Give every entry again, word for word and in full.

>>

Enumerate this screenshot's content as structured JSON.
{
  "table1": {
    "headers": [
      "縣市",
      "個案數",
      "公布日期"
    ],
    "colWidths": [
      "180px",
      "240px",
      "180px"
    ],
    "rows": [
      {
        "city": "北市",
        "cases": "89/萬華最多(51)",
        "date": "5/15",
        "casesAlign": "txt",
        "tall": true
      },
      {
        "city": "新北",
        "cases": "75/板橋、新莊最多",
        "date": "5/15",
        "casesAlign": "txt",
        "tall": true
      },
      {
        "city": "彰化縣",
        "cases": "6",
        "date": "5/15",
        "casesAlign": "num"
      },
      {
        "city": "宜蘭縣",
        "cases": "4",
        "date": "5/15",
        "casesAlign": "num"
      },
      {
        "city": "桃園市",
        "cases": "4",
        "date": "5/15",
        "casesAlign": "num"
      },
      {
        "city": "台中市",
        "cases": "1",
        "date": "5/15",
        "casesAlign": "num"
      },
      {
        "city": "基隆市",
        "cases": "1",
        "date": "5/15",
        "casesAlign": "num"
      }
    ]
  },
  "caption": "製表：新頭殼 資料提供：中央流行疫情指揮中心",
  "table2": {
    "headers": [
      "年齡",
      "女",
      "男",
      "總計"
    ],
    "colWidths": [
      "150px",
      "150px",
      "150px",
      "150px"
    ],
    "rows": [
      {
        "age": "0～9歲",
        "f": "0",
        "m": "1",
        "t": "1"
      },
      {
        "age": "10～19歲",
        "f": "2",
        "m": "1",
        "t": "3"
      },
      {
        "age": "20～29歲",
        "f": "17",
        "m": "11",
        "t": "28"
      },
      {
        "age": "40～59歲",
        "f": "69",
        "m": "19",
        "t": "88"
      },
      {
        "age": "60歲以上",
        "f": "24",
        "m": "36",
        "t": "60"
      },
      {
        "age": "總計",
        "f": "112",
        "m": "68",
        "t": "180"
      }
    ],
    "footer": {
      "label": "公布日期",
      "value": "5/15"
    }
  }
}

<<

» Full answer
Enumerate this screenshot's content as structured JSON.
{
  "table1": {
    "headers": [
      "縣市",
      "個案數",
      "公布日期"
    ],
    "colWidths": [
      "180px",
      "240px",
      "180px"
    ],
    "rows": [
      {
        "city": "北市",
        "cases": "89/萬華最多(51)",
        "date": "5/15",
        "casesAlign": "txt",
        "tall": true
      },
      {
        "city": "新北",
        "cases": "75/板橋、新莊最多",
        "date": "5/15",
        "casesAlign": "txt",
        "tall": true
      },
      {
        "city": "彰化縣",
        "cases": "6",
        "date": "5/15",
        "casesAlign": "num"
      },
      {
        "city": "宜蘭縣",
        "cases": "4",
        "date": "5/15",
        "casesAlign": "num"
      },
      {
        "city": "桃園市",
        "cases": "4",
        "date": "5/15",
        "casesAlign": "num"
      },
      {
        "city": "台中市",
        "cases": "1",
        "date": "5/15",
        "casesAlign": "num"
      },
      {
        "city": "基隆市",
        "cases": "1",
        "date": "5/15",
        "casesAlign": "num"
      }
    ]
  },
  "caption": "製表：新頭殼 資料提供：中央流行疫情指揮中心",
  "table2": {
    "headers": [
      "年齡",
      "女",
      "男",
      "總計"
    ],
    "colWidths": [
      "150px",
      "150px",
      "150px",
      "150px"
    ],
    "rows": [
      {
        "age": "0～9歲",
        "f": "0",
        "m": "1",
        "t": "1"
      },
      {
        "age": "10～19歲",
        "f": "2",
        "m": "1",
        "t": "3"
      },
      {
        "age": "20～29歲",
        "f": "17",
        "m": "11",
        "t": "28"
      },
      {
        "age": "40～59歲",
        "f": "69",
        "m": "19",
        "t": "88"
      },
      {
        "age": "60歲以上",
        "f": "24",
        "m": "36",
        "t": "60"
      },
      {
        "age": "總計",
        "f": "112",
        "m": "68",
        "t": "180"
      }
    ],
    "footer": {
      "label": "公布日期",
      "value": "5/15"
    }
  }
}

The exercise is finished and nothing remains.